Task goal →
Set out every line bearing the string "this".

Given entries →

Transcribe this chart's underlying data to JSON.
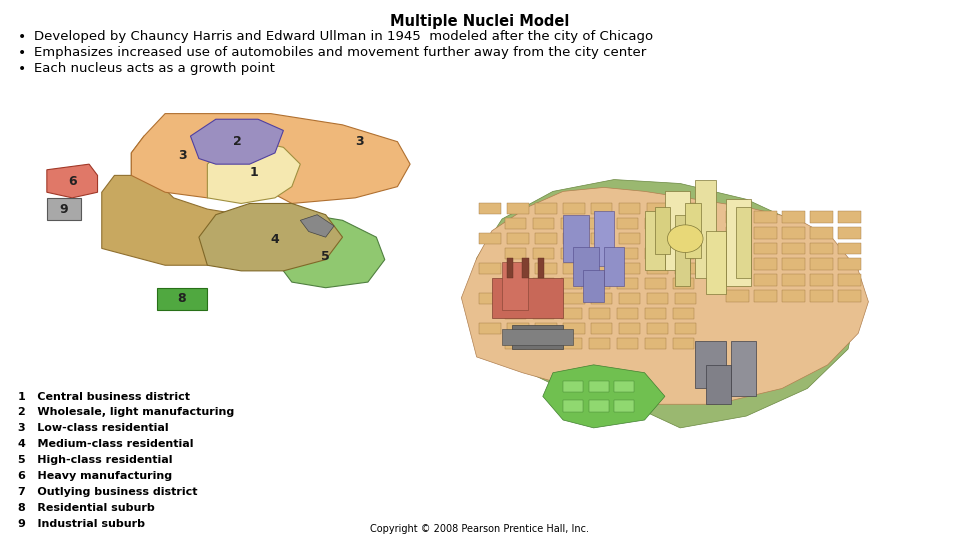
{
  "title": "Multiple Nuclei Model",
  "bullets": [
    "Developed by Chauncy Harris and Edward Ullman in 1945  modeled after the city of Chicago",
    "Emphasizes increased use of automobiles and movement further away from the city center",
    "Each nucleus acts as a growth point"
  ],
  "background_color": "#ffffff",
  "title_fontsize": 10.5,
  "bullet_fontsize": 9.5,
  "legend_items": [
    "1   Central business district",
    "2   Wholesale, light manufacturing",
    "3   Low-class residential",
    "4   Medium-class residential",
    "5   High-class residential",
    "6   Heavy manufacturing",
    "7   Outlying business district",
    "8   Residential suburb",
    "9   Industrial suburb"
  ],
  "copyright": "Copyright © 2008 Pearson Prentice Hall, Inc.",
  "zone_colors": {
    "1": "#F5E8B0",
    "2": "#9B8FC0",
    "3_top": "#E8B87A",
    "3_side": "#C8A060",
    "4": "#B8A870",
    "5": "#90C870",
    "6": "#E07868",
    "7": "#E07868",
    "8": "#50A840",
    "9": "#A8A8A8"
  }
}
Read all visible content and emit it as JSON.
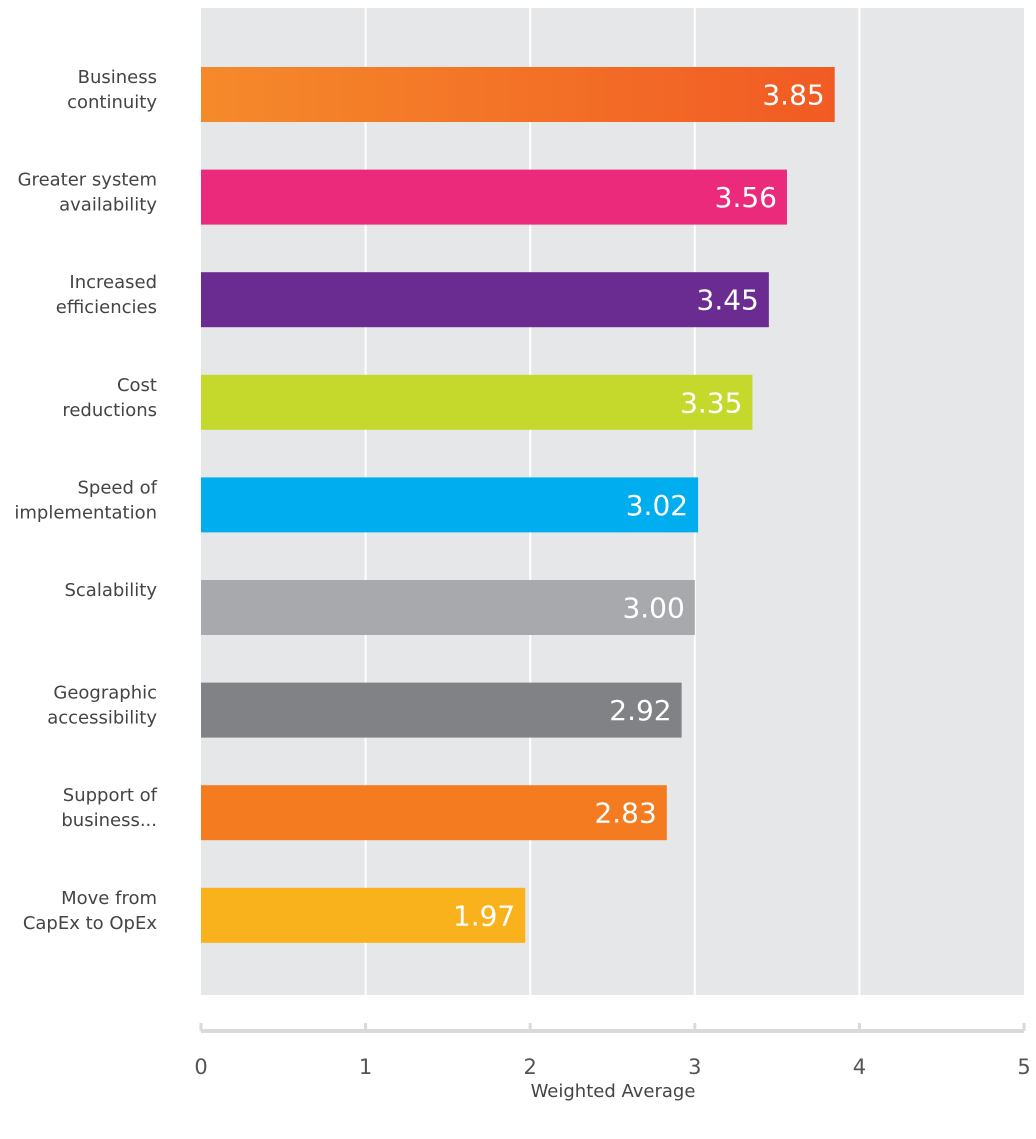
{
  "chart_data": {
    "type": "bar",
    "orientation": "horizontal",
    "categories": [
      [
        "Business",
        "continuity"
      ],
      [
        "Greater system",
        "availability"
      ],
      [
        "Increased",
        "efficiencies"
      ],
      [
        "Cost",
        "reductions"
      ],
      [
        "Speed of",
        "implementation"
      ],
      [
        "Scalability"
      ],
      [
        "Geographic",
        "accessibility"
      ],
      [
        "Support of",
        "business..."
      ],
      [
        "Move from",
        "CapEx to OpEx"
      ]
    ],
    "values": [
      3.85,
      3.56,
      3.45,
      3.35,
      3.02,
      3.0,
      2.92,
      2.83,
      1.97
    ],
    "value_labels": [
      "3.85",
      "3.56",
      "3.45",
      "3.35",
      "3.02",
      "3.00",
      "2.92",
      "2.83",
      "1.97"
    ],
    "colors": [
      "#f26522",
      "#ec2a7b",
      "#6a2c91",
      "#c5d92d",
      "#00aeef",
      "#a7a9ac",
      "#808285",
      "#f47b20",
      "#f9b21b"
    ],
    "xlabel": "Weighted Average",
    "xlim": [
      0,
      5
    ],
    "xticks": [
      "0",
      "1",
      "2",
      "3",
      "4",
      "5"
    ],
    "grid": true,
    "plot_background": "#e6e7e8",
    "axis_color": "#d9dadb"
  }
}
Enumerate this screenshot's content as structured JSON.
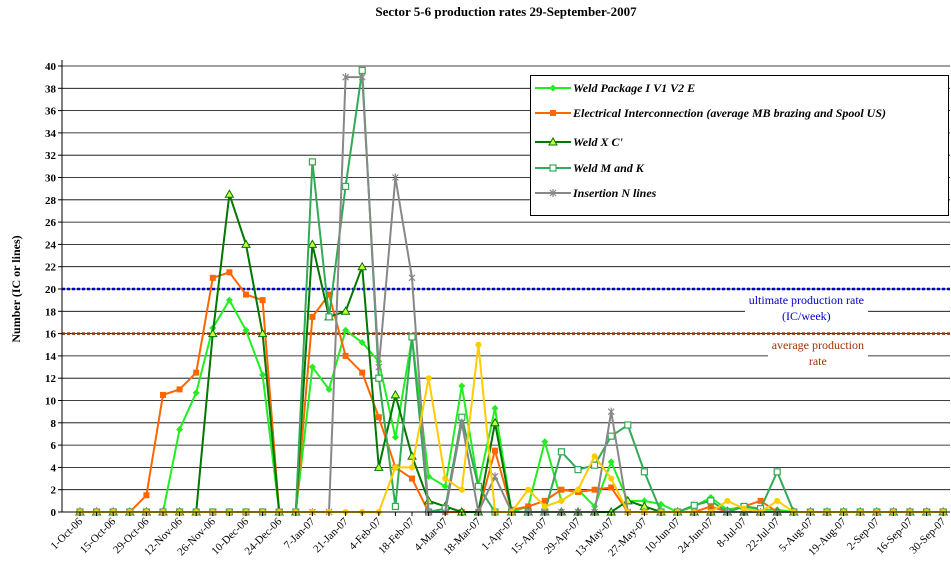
{
  "chart_data": {
    "type": "line",
    "title": "Sector 5-6 production rates 29-September-2007",
    "y_label": "Number (IC or lines)",
    "categories": [
      "1-Oct-06",
      null,
      "15-Oct-06",
      null,
      "29-Oct-06",
      null,
      "12-Nov-06",
      null,
      "26-Nov-06",
      null,
      "10-Dec-06",
      null,
      "24-Dec-06",
      null,
      "7-Jan-07",
      null,
      "21-Jan-07",
      null,
      "4-Feb-07",
      null,
      "18-Feb-07",
      null,
      "4-Mar-07",
      null,
      "18-Mar-07",
      null,
      "1-Apr-07",
      null,
      "15-Apr-07",
      null,
      "29-Apr-07",
      null,
      "13-May-07",
      null,
      "27-May-07",
      null,
      "10-Jun-07",
      null,
      "24-Jun-07",
      null,
      "8-Jul-07",
      null,
      "22-Jul-07",
      null,
      "5-Aug-07",
      null,
      "19-Aug-07",
      null,
      "2-Sep-07",
      null,
      "16-Sep-07",
      null,
      "30-Sep-07"
    ],
    "ylim": [
      0,
      40
    ],
    "yticks": [
      0,
      2,
      4,
      6,
      8,
      10,
      12,
      14,
      16,
      18,
      20,
      22,
      24,
      26,
      28,
      30,
      32,
      34,
      36,
      38,
      40
    ],
    "grid": true,
    "series": [
      {
        "name": "Weld Package I V1 V2  E",
        "color": "#22ee22",
        "marker": "diamond",
        "values": [
          0,
          0,
          0,
          0,
          0,
          0,
          7.4,
          10.7,
          16.5,
          19,
          16.3,
          12.3,
          0,
          0,
          13,
          11,
          16.3,
          15.2,
          13.5,
          6.7,
          15.6,
          3.2,
          2.3,
          11.3,
          2.4,
          9.3,
          0,
          0.5,
          6.3,
          1,
          2,
          0.5,
          4.5,
          1,
          1,
          0.7,
          0,
          0.5,
          1.3,
          0.2,
          0.5,
          0.2,
          0.2,
          0,
          0,
          0,
          0,
          0,
          0,
          0,
          0,
          0,
          0
        ]
      },
      {
        "name": "Electrical Interconnection (average MB brazing and Spool US)",
        "color": "#ff6600",
        "marker": "square-filled",
        "values": [
          0,
          0,
          0,
          0,
          1.5,
          10.5,
          11,
          12.5,
          21,
          21.5,
          19.5,
          19,
          0,
          0,
          17.5,
          19.5,
          14,
          12.5,
          8.5,
          4,
          3,
          0,
          0,
          0,
          0,
          5.5,
          0.2,
          0.5,
          1,
          2,
          1.8,
          2,
          2.2,
          0,
          0,
          0,
          0,
          0,
          0.5,
          0,
          0.5,
          1,
          0,
          0,
          0,
          0,
          0,
          0,
          0,
          0,
          0,
          0,
          0
        ]
      },
      {
        "name": "Weld  X C'",
        "color": "#007700",
        "marker": "triangle",
        "values": [
          0,
          0,
          0,
          0,
          0,
          0,
          0,
          0,
          16,
          28.5,
          24,
          16,
          0,
          0,
          24,
          17.5,
          18,
          22,
          4,
          10.5,
          5,
          1,
          0.5,
          0,
          0,
          8,
          0,
          0,
          0,
          0,
          0,
          0,
          0,
          1,
          0.5,
          0,
          0,
          0,
          0,
          0,
          0,
          0,
          0,
          0,
          0,
          0,
          0,
          0,
          0,
          0,
          0,
          0,
          0
        ]
      },
      {
        "name": "Weld M and K",
        "color": "#33aa55",
        "marker": "square",
        "values": [
          0,
          0,
          0,
          0,
          0,
          0,
          0,
          0,
          0,
          0,
          0,
          0,
          0,
          0,
          31.4,
          17.5,
          29.2,
          39.6,
          12,
          0.5,
          15.7,
          0,
          0.3,
          8.5,
          2.3,
          0,
          0,
          0,
          0,
          5.4,
          3.8,
          4.2,
          6.8,
          7.8,
          3.6,
          0,
          0,
          0.6,
          1,
          0,
          0.5,
          0.3,
          3.6,
          0,
          0,
          0,
          0,
          0,
          0,
          0,
          0,
          0,
          0
        ]
      },
      {
        "name": "Insertion N lines",
        "color": "#888888",
        "marker": "star",
        "values": [
          0,
          0,
          0,
          0,
          0,
          0,
          0,
          0,
          0,
          0,
          0,
          0,
          0,
          0,
          0,
          0,
          39,
          39,
          13,
          30,
          21,
          0,
          0,
          8,
          0,
          3.2,
          0,
          0,
          0,
          0,
          0,
          0,
          9,
          0,
          0,
          0,
          0,
          0,
          0,
          0,
          0,
          0,
          0,
          0,
          0,
          0,
          0,
          0,
          0,
          0,
          0,
          0,
          0
        ]
      },
      {
        "name": null,
        "color": "#ffcc00",
        "marker": "circle",
        "values": [
          0,
          0,
          0,
          0,
          0,
          0,
          0,
          0,
          0,
          0,
          0,
          0,
          0,
          0,
          0,
          0,
          0,
          0,
          0,
          4,
          4,
          12,
          3,
          2,
          15,
          0,
          0,
          2,
          0.5,
          1,
          2,
          5,
          3,
          0,
          0,
          0,
          0,
          0,
          0,
          1,
          0.3,
          0,
          1,
          0,
          0,
          0,
          0,
          0,
          0,
          0,
          0,
          0,
          0
        ]
      }
    ],
    "reference_lines": [
      {
        "value": 20,
        "color": "#0000cc",
        "label": [
          "ultimate production rate",
          "(IC/week)"
        ]
      },
      {
        "value": 16,
        "color": "#993300",
        "label": [
          "average production",
          "rate"
        ]
      }
    ]
  }
}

Exercise solution →
Transcribe this chart's underlying data to JSON.
Enumerate this screenshot's content as structured JSON.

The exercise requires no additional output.